▸ **REQUEST**
Reproduce the listing below word for word, with no pictures.

Data excerpts
--- Begin ---
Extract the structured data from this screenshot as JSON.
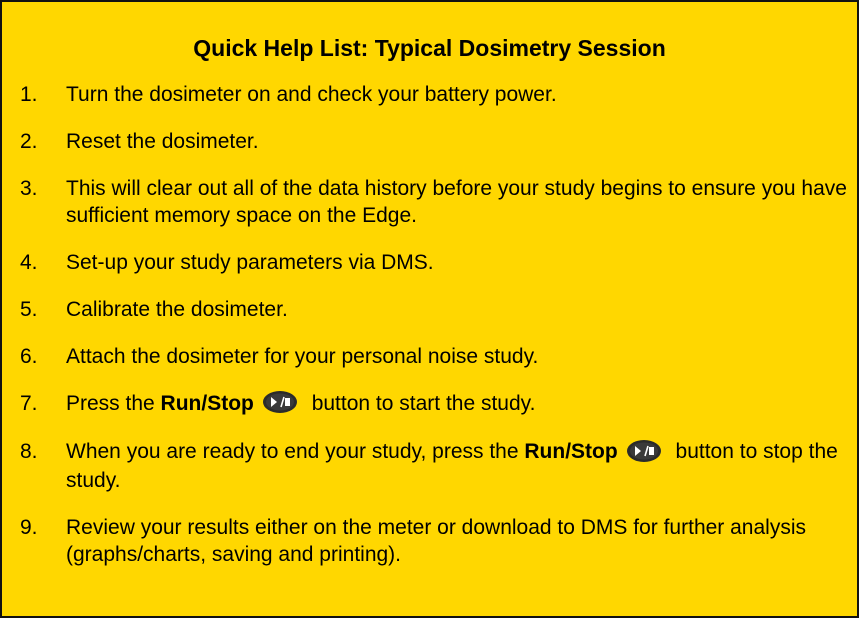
{
  "title": "Quick Help List:  Typical Dosimetry Session",
  "items": [
    {
      "num": "1.",
      "text": "Turn the dosimeter on and check your battery power."
    },
    {
      "num": "2.",
      "text": "Reset the dosimeter."
    },
    {
      "num": "3.",
      "text": "This will clear out all of the data history before your study begins to ensure you have sufficient memory space on the Edge."
    },
    {
      "num": "4.",
      "text": "Set-up your study parameters via DMS."
    },
    {
      "num": "5.",
      "text": "Calibrate the dosimeter."
    },
    {
      "num": "6.",
      "text": "Attach the dosimeter for your personal noise study."
    },
    {
      "num": "7.",
      "pre": "Press the ",
      "bold": "Run/Stop",
      "post": " button to start the study."
    },
    {
      "num": "8.",
      "pre": "When you are ready to end your study, press the ",
      "bold": "Run/Stop",
      "post": " button to stop the study."
    },
    {
      "num": "9.",
      "text": "Review your results either on the meter or download to DMS for further analysis (graphs/charts, saving and printing)."
    }
  ],
  "icons": {
    "run_stop": "run-stop-icon"
  },
  "colors": {
    "background": "#FFD700",
    "border": "#111111",
    "icon_fill": "#2b2b2b"
  }
}
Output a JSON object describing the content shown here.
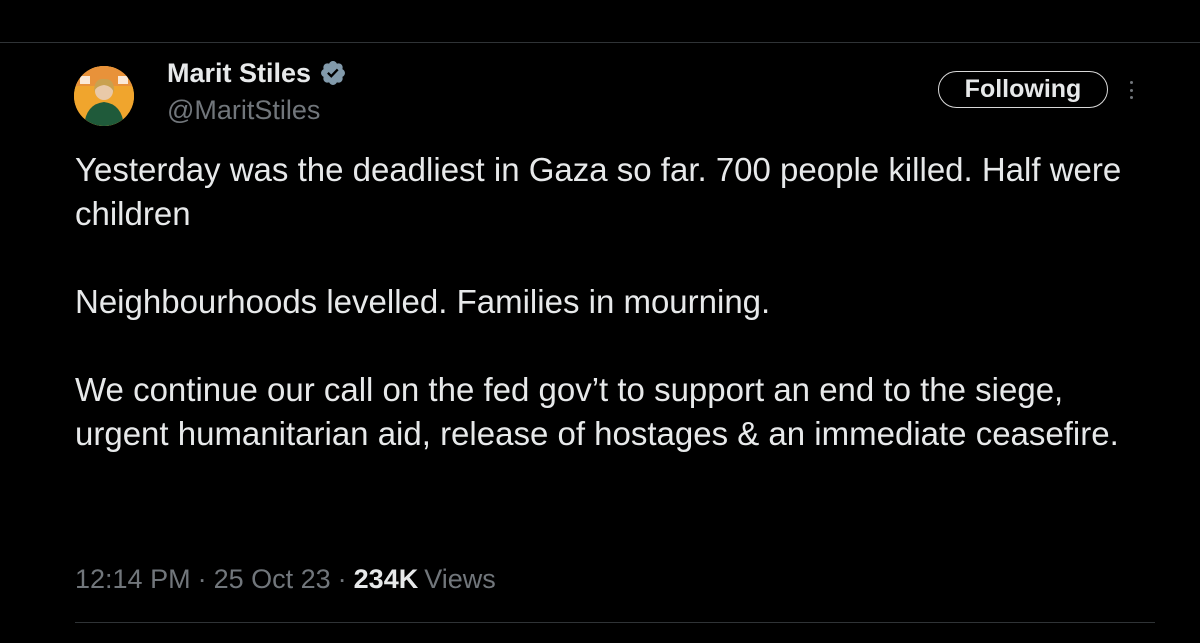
{
  "author": {
    "name": "Marit Stiles",
    "handle": "@MaritStiles",
    "verified": true
  },
  "follow_button": {
    "label": "Following"
  },
  "tweet": {
    "paragraphs": [
      "Yesterday was the deadliest in Gaza so far. 700 people killed. Half were children",
      "Neighbourhoods levelled. Families in mourning.",
      "We continue our call on the fed gov’t to support an end to the siege, urgent humanitarian aid, release of hostages & an immediate ceasefire."
    ]
  },
  "meta": {
    "time": "12:14 PM",
    "separator": "·",
    "date": "25 Oct 23",
    "views_count": "234K",
    "views_label": "Views"
  },
  "colors": {
    "background": "#000000",
    "text_primary": "#e7e9ea",
    "text_secondary": "#71767b",
    "verified_badge": "#829aab",
    "avatar_background": "#f3b23a"
  }
}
--- End ---
▸ **WRITTEN SOLUTION**
Extract the structured data from this screenshot as JSON.
{
  "title": "Quick Help List:  Typical Dosimetry Session",
  "items": [
    {
      "num": "1.",
      "text": "Turn the dosimeter on and check your battery power."
    },
    {
      "num": "2.",
      "text": "Reset the dosimeter."
    },
    {
      "num": "3.",
      "text": "This will clear out all of the data history before your study begins to ensure you have sufficient memory space on the Edge."
    },
    {
      "num": "4.",
      "text": "Set-up your study parameters via DMS."
    },
    {
      "num": "5.",
      "text": "Calibrate the dosimeter."
    },
    {
      "num": "6.",
      "text": "Attach the dosimeter for your personal noise study."
    },
    {
      "num": "7.",
      "pre": "Press the ",
      "bold": "Run/Stop",
      "post": " button to start the study."
    },
    {
      "num": "8.",
      "pre": "When you are ready to end your study, press the ",
      "bold": "Run/Stop",
      "post": " button to stop the study."
    },
    {
      "num": "9.",
      "text": "Review your results either on the meter or download to DMS for further analysis (graphs/charts, saving and printing)."
    }
  ],
  "icons": {
    "run_stop": "run-stop-icon"
  },
  "colors": {
    "background": "#FFD700",
    "border": "#111111",
    "icon_fill": "#2b2b2b"
  }
}
Output a JSON object describing the content shown here.
{
  "author": {
    "name": "Marit Stiles",
    "handle": "@MaritStiles",
    "verified": true
  },
  "follow_button": {
    "label": "Following"
  },
  "tweet": {
    "paragraphs": [
      "Yesterday was the deadliest in Gaza so far. 700 people killed. Half were children",
      "Neighbourhoods levelled. Families in mourning.",
      "We continue our call on the fed gov’t to support an end to the siege, urgent humanitarian aid, release of hostages & an immediate ceasefire."
    ]
  },
  "meta": {
    "time": "12:14 PM",
    "separator": "·",
    "date": "25 Oct 23",
    "views_count": "234K",
    "views_label": "Views"
  },
  "colors": {
    "background": "#000000",
    "text_primary": "#e7e9ea",
    "text_secondary": "#71767b",
    "verified_badge": "#829aab",
    "avatar_background": "#f3b23a"
  }
}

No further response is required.